• [Set task] Count how many lines hold the string "size". Give that number alone.

• [Provided information]

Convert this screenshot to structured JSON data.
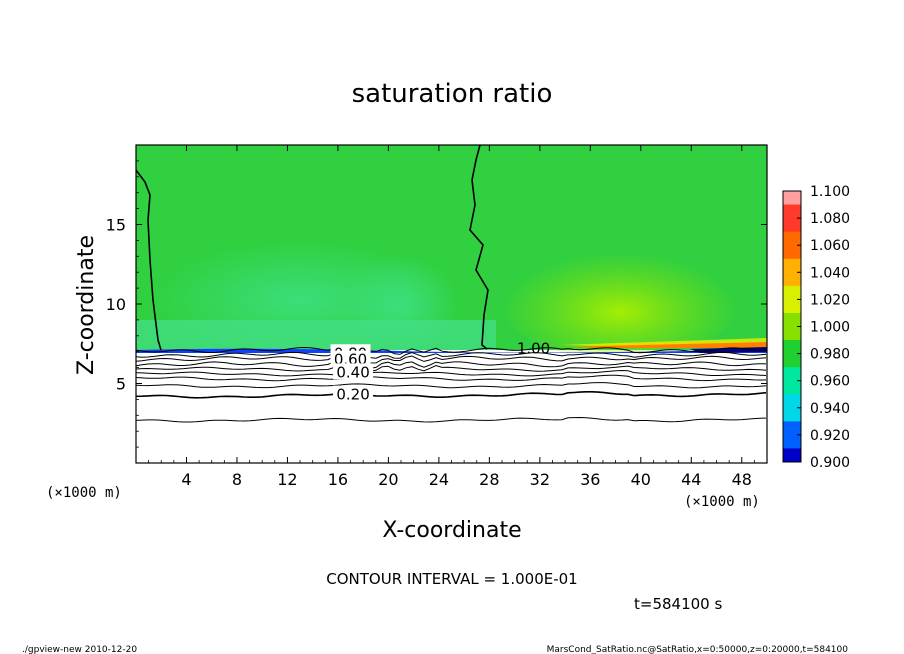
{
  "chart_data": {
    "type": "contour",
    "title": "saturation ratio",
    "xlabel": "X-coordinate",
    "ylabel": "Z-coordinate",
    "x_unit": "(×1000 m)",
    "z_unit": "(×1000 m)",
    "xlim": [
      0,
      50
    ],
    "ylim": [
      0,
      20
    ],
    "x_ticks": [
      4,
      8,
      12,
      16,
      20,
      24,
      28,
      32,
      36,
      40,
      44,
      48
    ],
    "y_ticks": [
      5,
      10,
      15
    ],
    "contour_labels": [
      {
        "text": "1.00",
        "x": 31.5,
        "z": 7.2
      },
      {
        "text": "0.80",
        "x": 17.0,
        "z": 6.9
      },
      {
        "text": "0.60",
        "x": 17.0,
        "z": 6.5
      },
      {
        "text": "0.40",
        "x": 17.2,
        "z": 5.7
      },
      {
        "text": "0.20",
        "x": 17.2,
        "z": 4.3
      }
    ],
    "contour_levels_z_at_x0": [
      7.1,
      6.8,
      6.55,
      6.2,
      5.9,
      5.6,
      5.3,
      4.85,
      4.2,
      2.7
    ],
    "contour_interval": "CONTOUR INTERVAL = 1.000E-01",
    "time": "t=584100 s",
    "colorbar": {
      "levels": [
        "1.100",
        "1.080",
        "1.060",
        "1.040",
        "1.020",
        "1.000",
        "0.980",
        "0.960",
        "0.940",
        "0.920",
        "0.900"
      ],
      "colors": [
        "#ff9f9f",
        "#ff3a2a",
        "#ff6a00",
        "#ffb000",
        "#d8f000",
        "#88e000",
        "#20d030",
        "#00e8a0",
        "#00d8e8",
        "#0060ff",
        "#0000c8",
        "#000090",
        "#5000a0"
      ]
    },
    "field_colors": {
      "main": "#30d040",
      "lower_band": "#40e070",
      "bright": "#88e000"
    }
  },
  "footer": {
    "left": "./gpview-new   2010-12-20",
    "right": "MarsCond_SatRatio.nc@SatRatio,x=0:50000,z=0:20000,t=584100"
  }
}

--

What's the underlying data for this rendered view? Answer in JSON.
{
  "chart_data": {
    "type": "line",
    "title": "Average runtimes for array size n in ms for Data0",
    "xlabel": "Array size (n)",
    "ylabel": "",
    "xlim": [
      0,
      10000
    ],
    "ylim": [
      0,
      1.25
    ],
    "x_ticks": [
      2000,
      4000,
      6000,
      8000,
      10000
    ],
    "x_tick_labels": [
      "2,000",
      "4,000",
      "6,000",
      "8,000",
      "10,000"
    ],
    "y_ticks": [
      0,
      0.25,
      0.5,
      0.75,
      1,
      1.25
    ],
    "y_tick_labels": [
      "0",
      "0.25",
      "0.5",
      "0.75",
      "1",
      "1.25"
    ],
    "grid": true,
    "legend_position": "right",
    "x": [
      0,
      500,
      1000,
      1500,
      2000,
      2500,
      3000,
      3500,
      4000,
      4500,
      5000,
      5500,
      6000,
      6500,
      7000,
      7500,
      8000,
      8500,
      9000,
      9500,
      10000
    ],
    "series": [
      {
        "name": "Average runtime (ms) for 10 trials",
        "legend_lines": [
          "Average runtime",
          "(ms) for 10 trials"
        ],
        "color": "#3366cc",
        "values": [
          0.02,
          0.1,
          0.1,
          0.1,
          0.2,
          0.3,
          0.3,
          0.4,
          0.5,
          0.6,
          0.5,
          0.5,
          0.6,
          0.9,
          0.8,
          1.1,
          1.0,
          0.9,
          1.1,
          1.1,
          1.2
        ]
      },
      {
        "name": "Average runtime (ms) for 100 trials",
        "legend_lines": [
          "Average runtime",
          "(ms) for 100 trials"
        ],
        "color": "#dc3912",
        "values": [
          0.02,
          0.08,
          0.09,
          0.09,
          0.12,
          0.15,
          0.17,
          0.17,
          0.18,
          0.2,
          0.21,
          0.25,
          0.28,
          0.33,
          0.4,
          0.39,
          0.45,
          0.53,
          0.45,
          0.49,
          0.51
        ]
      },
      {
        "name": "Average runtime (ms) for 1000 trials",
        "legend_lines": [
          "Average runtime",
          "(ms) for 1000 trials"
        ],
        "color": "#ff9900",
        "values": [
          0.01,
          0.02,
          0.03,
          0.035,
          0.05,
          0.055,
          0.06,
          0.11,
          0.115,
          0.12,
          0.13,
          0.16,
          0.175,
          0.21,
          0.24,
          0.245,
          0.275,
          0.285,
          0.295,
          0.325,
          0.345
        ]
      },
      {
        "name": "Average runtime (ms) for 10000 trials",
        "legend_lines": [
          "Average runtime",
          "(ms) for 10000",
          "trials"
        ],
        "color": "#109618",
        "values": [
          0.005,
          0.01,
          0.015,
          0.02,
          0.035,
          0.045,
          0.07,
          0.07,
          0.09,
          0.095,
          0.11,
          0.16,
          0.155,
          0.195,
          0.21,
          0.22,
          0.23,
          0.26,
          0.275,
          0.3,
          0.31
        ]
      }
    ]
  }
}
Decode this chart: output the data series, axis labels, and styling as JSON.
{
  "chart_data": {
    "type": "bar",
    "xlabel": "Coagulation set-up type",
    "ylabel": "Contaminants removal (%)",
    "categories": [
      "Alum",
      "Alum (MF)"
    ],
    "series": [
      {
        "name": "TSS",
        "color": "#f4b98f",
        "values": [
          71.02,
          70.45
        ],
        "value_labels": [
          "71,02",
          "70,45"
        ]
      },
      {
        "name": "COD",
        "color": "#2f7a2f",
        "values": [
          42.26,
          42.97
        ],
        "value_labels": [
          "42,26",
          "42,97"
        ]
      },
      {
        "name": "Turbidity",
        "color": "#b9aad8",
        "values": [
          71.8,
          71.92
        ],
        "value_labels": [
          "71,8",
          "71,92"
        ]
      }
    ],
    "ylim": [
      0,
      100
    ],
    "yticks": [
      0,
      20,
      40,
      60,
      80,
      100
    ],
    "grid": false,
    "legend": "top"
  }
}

• [Answer to the problem] 2